**Problem requirements**
From the entries provided below, copy each line that contains the word "Cumulative".

**The input**
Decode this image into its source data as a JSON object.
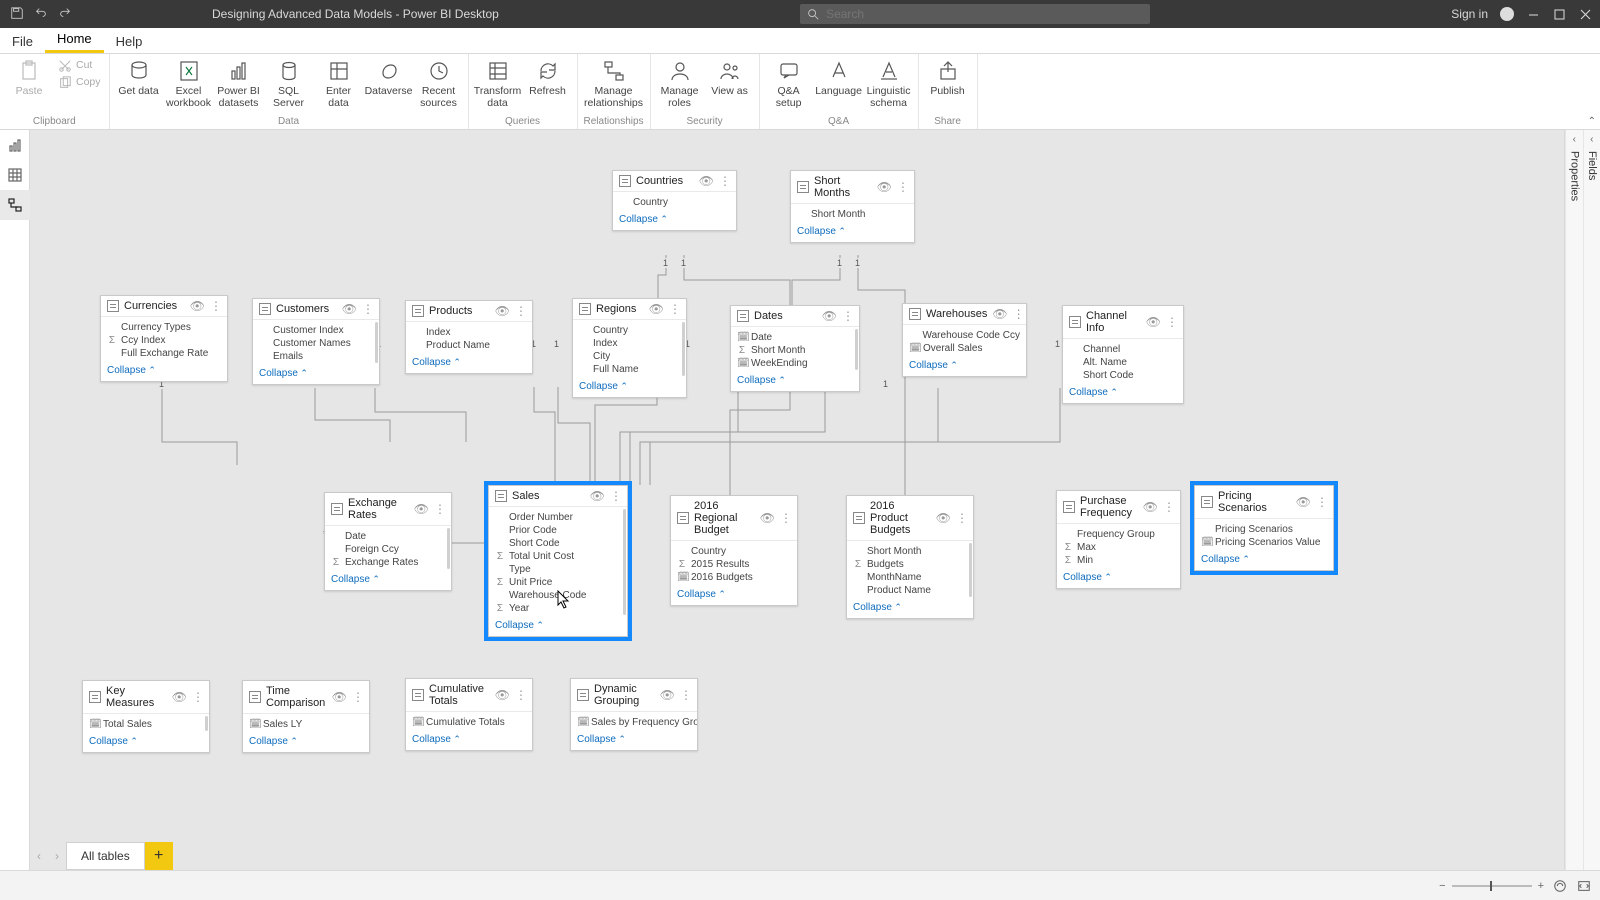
{
  "titlebar": {
    "title": "Designing Advanced Data Models - Power BI Desktop",
    "search_placeholder": "Search",
    "signin": "Sign in"
  },
  "menu": {
    "file": "File",
    "home": "Home",
    "help": "Help"
  },
  "ribbon": {
    "clipboard": {
      "label": "Clipboard",
      "paste": "Paste",
      "cut": "Cut",
      "copy": "Copy"
    },
    "data": {
      "label": "Data",
      "get": "Get data",
      "excel": "Excel workbook",
      "pbids": "Power BI datasets",
      "sql": "SQL Server",
      "enter": "Enter data",
      "dataverse": "Dataverse",
      "recent": "Recent sources"
    },
    "queries": {
      "label": "Queries",
      "transform": "Transform data",
      "refresh": "Refresh"
    },
    "relationships": {
      "label": "Relationships",
      "manage": "Manage relationships"
    },
    "security": {
      "label": "Security",
      "roles": "Manage roles",
      "viewas": "View as"
    },
    "qa": {
      "label": "Q&A",
      "setup": "Q&A setup",
      "lang": "Language",
      "ling": "Linguistic schema"
    },
    "share": {
      "label": "Share",
      "publish": "Publish"
    }
  },
  "panes": {
    "properties": "Properties",
    "fields": "Fields"
  },
  "bottom_tab": "All tables",
  "collapse_label": "Collapse",
  "tables": {
    "countries": {
      "name": "Countries",
      "fields": [
        [
          "",
          "Country"
        ]
      ]
    },
    "shortmonths": {
      "name": "Short Months",
      "fields": [
        [
          "",
          "Short Month"
        ]
      ]
    },
    "currencies": {
      "name": "Currencies",
      "fields": [
        [
          "",
          "Currency Types"
        ],
        [
          "Σ",
          "Ccy Index"
        ],
        [
          "",
          "Full Exchange Rate"
        ]
      ]
    },
    "customers": {
      "name": "Customers",
      "fields": [
        [
          "",
          "Customer Index"
        ],
        [
          "",
          "Customer Names"
        ],
        [
          "",
          "Emails"
        ]
      ]
    },
    "products": {
      "name": "Products",
      "fields": [
        [
          "",
          "Index"
        ],
        [
          "",
          "Product Name"
        ]
      ]
    },
    "regions": {
      "name": "Regions",
      "fields": [
        [
          "",
          "Country"
        ],
        [
          "",
          "Index"
        ],
        [
          "",
          "City"
        ],
        [
          "",
          "Full Name"
        ]
      ]
    },
    "dates": {
      "name": "Dates",
      "fields": [
        [
          "🗓",
          "Date"
        ],
        [
          "Σ",
          "Short Month"
        ],
        [
          "🗓",
          "WeekEnding"
        ]
      ]
    },
    "warehouses": {
      "name": "Warehouses",
      "fields": [
        [
          "",
          "Warehouse Code Ccy"
        ],
        [
          "🗓",
          "Overall Sales"
        ]
      ]
    },
    "channelinfo": {
      "name": "Channel Info",
      "fields": [
        [
          "",
          "Channel"
        ],
        [
          "",
          "Alt. Name"
        ],
        [
          "",
          "Short Code"
        ]
      ]
    },
    "exchangerates": {
      "name": "Exchange Rates",
      "fields": [
        [
          "",
          "Date"
        ],
        [
          "",
          "Foreign Ccy"
        ],
        [
          "Σ",
          "Exchange Rates"
        ]
      ]
    },
    "sales": {
      "name": "Sales",
      "fields": [
        [
          "",
          "Order Number"
        ],
        [
          "",
          "Prior Code"
        ],
        [
          "",
          "Short Code"
        ],
        [
          "Σ",
          "Total Unit Cost"
        ],
        [
          "",
          "Type"
        ],
        [
          "Σ",
          "Unit Price"
        ],
        [
          "",
          "Warehouse Code"
        ],
        [
          "Σ",
          "Year"
        ]
      ]
    },
    "regbudget": {
      "name": "2016 Regional Budget",
      "fields": [
        [
          "",
          "Country"
        ],
        [
          "Σ",
          "2015 Results"
        ],
        [
          "🗓",
          "2016 Budgets"
        ]
      ]
    },
    "prodbudget": {
      "name": "2016 Product Budgets",
      "fields": [
        [
          "",
          "Short Month"
        ],
        [
          "Σ",
          "Budgets"
        ],
        [
          "",
          "MonthName"
        ],
        [
          "",
          "Product Name"
        ]
      ]
    },
    "purchasefreq": {
      "name": "Purchase Frequency",
      "fields": [
        [
          "",
          "Frequency Group"
        ],
        [
          "Σ",
          "Max"
        ],
        [
          "Σ",
          "Min"
        ]
      ]
    },
    "pricing": {
      "name": "Pricing Scenarios",
      "fields": [
        [
          "",
          "Pricing Scenarios"
        ],
        [
          "🗓",
          "Pricing Scenarios Value"
        ]
      ]
    },
    "keymeasures": {
      "name": "Key Measures",
      "fields": [
        [
          "🗓",
          "Total Sales"
        ]
      ]
    },
    "timecomp": {
      "name": "Time Comparison",
      "fields": [
        [
          "🗓",
          "Sales LY"
        ]
      ]
    },
    "cumtotals": {
      "name": "Cumulative Totals",
      "fields": [
        [
          "🗓",
          "Cumulative Totals"
        ]
      ]
    },
    "dyngroup": {
      "name": "Dynamic Grouping",
      "fields": [
        [
          "🗓",
          "Sales by Frequency Group"
        ]
      ]
    }
  }
}
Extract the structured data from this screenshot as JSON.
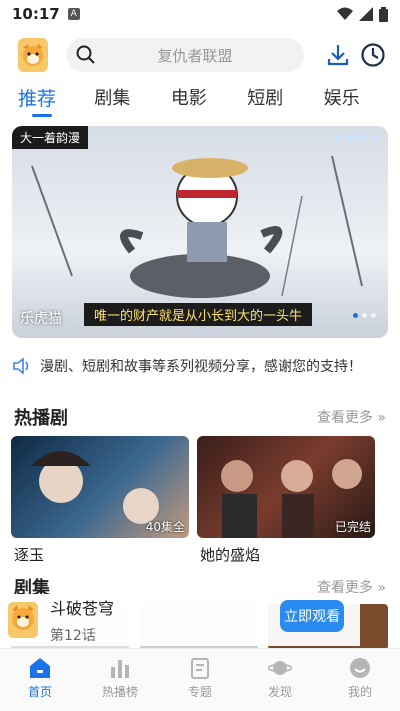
{
  "status": {
    "time": "10:17",
    "a_icon": "A"
  },
  "search": {
    "placeholder": "复仇者联盟"
  },
  "tabs": [
    {
      "label": "推荐"
    },
    {
      "label": "剧集"
    },
    {
      "label": "电影"
    },
    {
      "label": "短剧"
    },
    {
      "label": "娱乐"
    }
  ],
  "banner": {
    "tag": "大一着韵漫",
    "caption": "唯一的财产就是从小长到大的一头牛",
    "watermark": "乐虎猫"
  },
  "notice": {
    "text": "漫剧、短剧和故事等系列视频分享，感谢您的支持！"
  },
  "hot": {
    "title": "热播剧",
    "more": "查看更多",
    "cards": [
      {
        "title": "逐玉",
        "badge": "40集全"
      },
      {
        "title": "她的盛焰",
        "badge": "已完结"
      }
    ]
  },
  "series": {
    "title": "剧集",
    "more": "查看更多"
  },
  "float_player": {
    "title": "斗破苍穹",
    "episode": "第12话",
    "button": "立即观看"
  },
  "nav": [
    {
      "label": "首页"
    },
    {
      "label": "热播榜"
    },
    {
      "label": "专题"
    },
    {
      "label": "发现"
    },
    {
      "label": "我的"
    }
  ],
  "colors": {
    "accent": "#1a73e8",
    "button": "#2a8af0"
  }
}
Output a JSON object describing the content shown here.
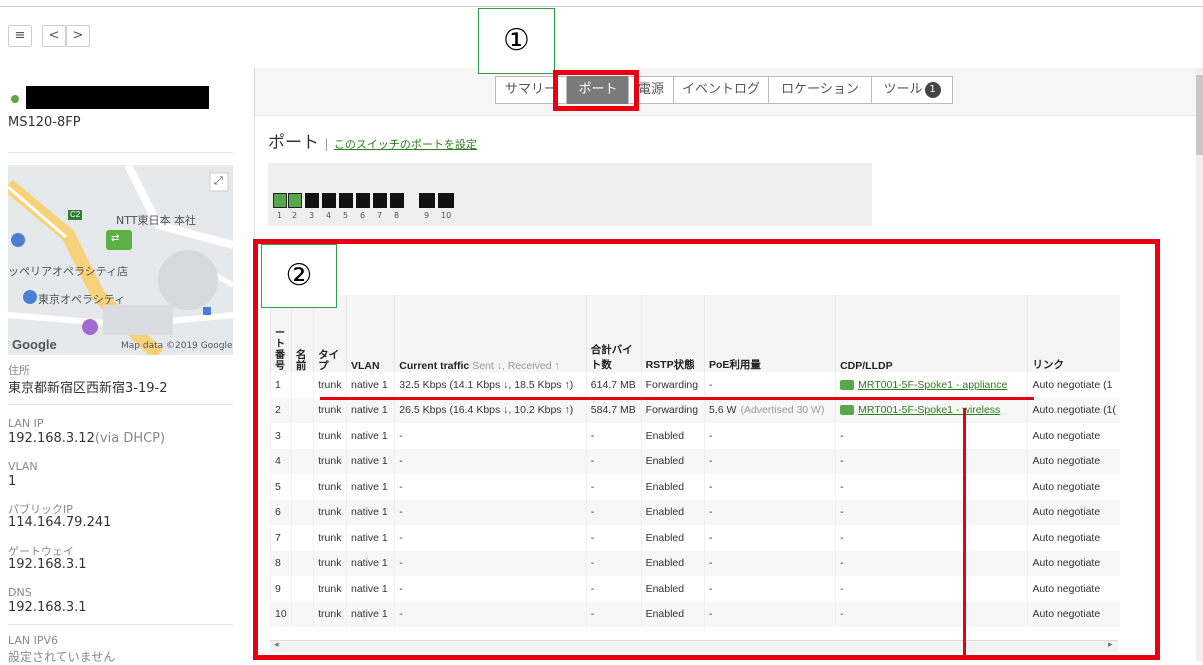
{
  "nav": {
    "menu_icon": "≡",
    "back": "<",
    "forward": ">"
  },
  "device": {
    "model": "MS120-8FP",
    "address_label": "住所",
    "address": "東京都新宿区西新宿3-19-2",
    "lanip_label": "LAN IP",
    "lanip": "192.168.3.12",
    "lanip_suffix": "(via DHCP)",
    "vlan_label": "VLAN",
    "vlan": "1",
    "publicip_label": "パブリックIP",
    "publicip": "114.164.79.241",
    "gateway_label": "ゲートウェイ",
    "gateway": "192.168.3.1",
    "dns_label": "DNS",
    "dns": "192.168.3.1",
    "lanipv6_label": "LAN IPV6",
    "lanipv6": "設定されていません"
  },
  "map": {
    "label_ntt": "NTT東日本 本社",
    "label_opera_city": "ッペリアオペラシティ店",
    "label_tokyo_opera": "東京オペラシティ",
    "label_c2": "C2",
    "google": "Google",
    "credit": "Map data ©2019 Google"
  },
  "tabs": [
    "サマリー",
    "ポート",
    "電源",
    "イベントログ",
    "ロケーション",
    "ツール"
  ],
  "tool_badge": "1",
  "annotations": {
    "one": "①",
    "two": "②"
  },
  "ports_section": {
    "title": "ポート",
    "sep": "|",
    "config_link": "このスイッチのポートを設定"
  },
  "port_numbers": [
    "1",
    "2",
    "3",
    "4",
    "5",
    "6",
    "7",
    "8",
    "9",
    "10"
  ],
  "table": {
    "headers": {
      "port": "ー ト 番 号",
      "name": "名 前",
      "type": "タイ プ",
      "vlan": "VLAN",
      "traffic": "Current traffic",
      "traffic_sub": "Sent ↓, Received ↑",
      "bytes": "合計バイト数",
      "rstp": "RSTP状態",
      "poe": "PoE利用量",
      "cdp": "CDP/LLDP",
      "link": "リンク"
    },
    "rows": [
      {
        "port": "1",
        "type": "trunk",
        "vlan": "native 1",
        "traffic": "32.5 Kbps (14.1 Kbps ↓, 18.5 Kbps ↑)",
        "bytes": "614.7 MB",
        "rstp": "Forwarding",
        "poe": "-",
        "poe_sub": "",
        "cdp": "MRT001-5F-Spoke1 - appliance",
        "link": "Auto negotiate (1"
      },
      {
        "port": "2",
        "type": "trunk",
        "vlan": "native 1",
        "traffic": "26.5 Kbps (16.4 Kbps ↓, 10.2 Kbps ↑)",
        "bytes": "584.7 MB",
        "rstp": "Forwarding",
        "poe": "5.6 W",
        "poe_sub": "(Advertised 30 W)",
        "cdp": "MRT001-5F-Spoke1 - wireless",
        "link": "Auto negotiate (1("
      },
      {
        "port": "3",
        "type": "trunk",
        "vlan": "native 1",
        "traffic": "-",
        "bytes": "-",
        "rstp": "Enabled",
        "poe": "-",
        "poe_sub": "",
        "cdp": "-",
        "link": "Auto negotiate"
      },
      {
        "port": "4",
        "type": "trunk",
        "vlan": "native 1",
        "traffic": "-",
        "bytes": "-",
        "rstp": "Enabled",
        "poe": "-",
        "poe_sub": "",
        "cdp": "-",
        "link": "Auto negotiate"
      },
      {
        "port": "5",
        "type": "trunk",
        "vlan": "native 1",
        "traffic": "-",
        "bytes": "-",
        "rstp": "Enabled",
        "poe": "-",
        "poe_sub": "",
        "cdp": "-",
        "link": "Auto negotiate"
      },
      {
        "port": "6",
        "type": "trunk",
        "vlan": "native 1",
        "traffic": "-",
        "bytes": "-",
        "rstp": "Enabled",
        "poe": "-",
        "poe_sub": "",
        "cdp": "-",
        "link": "Auto negotiate"
      },
      {
        "port": "7",
        "type": "trunk",
        "vlan": "native 1",
        "traffic": "-",
        "bytes": "-",
        "rstp": "Enabled",
        "poe": "-",
        "poe_sub": "",
        "cdp": "-",
        "link": "Auto negotiate"
      },
      {
        "port": "8",
        "type": "trunk",
        "vlan": "native 1",
        "traffic": "-",
        "bytes": "-",
        "rstp": "Enabled",
        "poe": "-",
        "poe_sub": "",
        "cdp": "-",
        "link": "Auto negotiate"
      },
      {
        "port": "9",
        "type": "trunk",
        "vlan": "native 1",
        "traffic": "-",
        "bytes": "-",
        "rstp": "Enabled",
        "poe": "-",
        "poe_sub": "",
        "cdp": "-",
        "link": "Auto negotiate"
      },
      {
        "port": "10",
        "type": "trunk",
        "vlan": "native 1",
        "traffic": "-",
        "bytes": "-",
        "rstp": "Enabled",
        "poe": "-",
        "poe_sub": "",
        "cdp": "-",
        "link": "Auto negotiate"
      }
    ]
  },
  "colors": {
    "highlight": "#e60012",
    "annotation_border": "#2e9e4e",
    "link": "#2d7d1e",
    "port_up": "#5aa64a"
  }
}
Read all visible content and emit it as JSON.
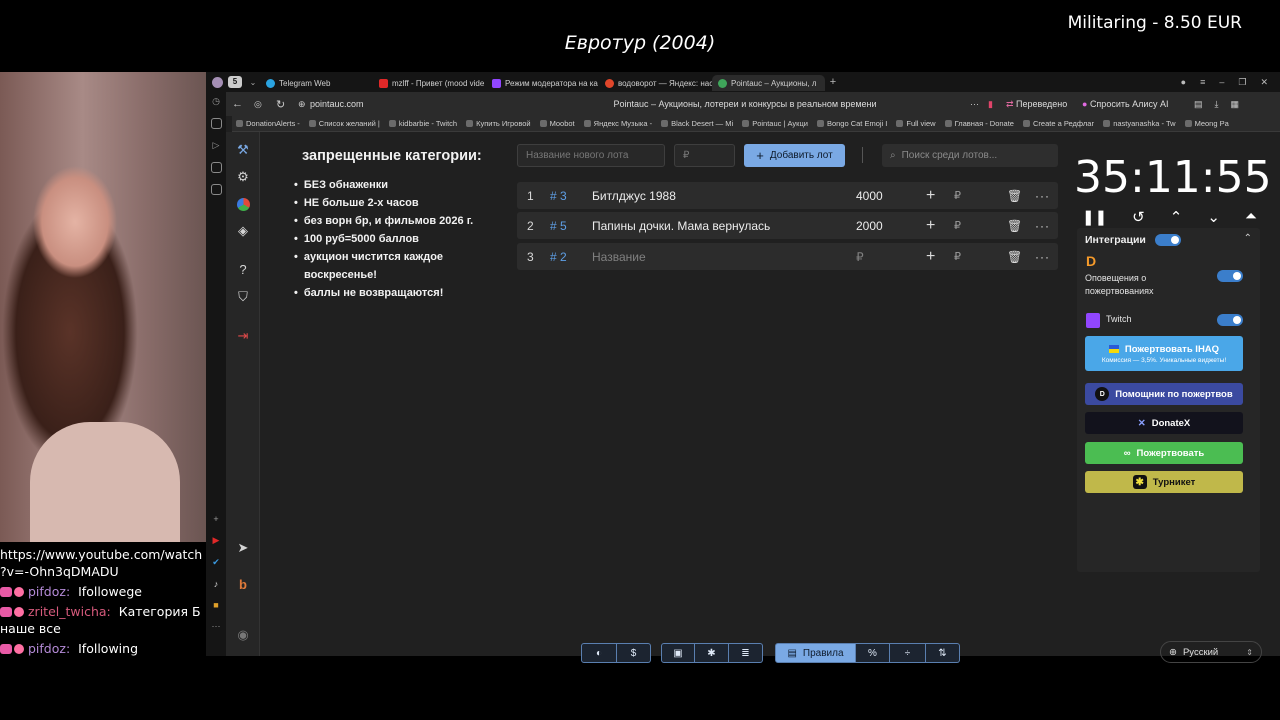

**Exercise result**
      "name": "Cumulative Totals",
          "Cumulative Totals"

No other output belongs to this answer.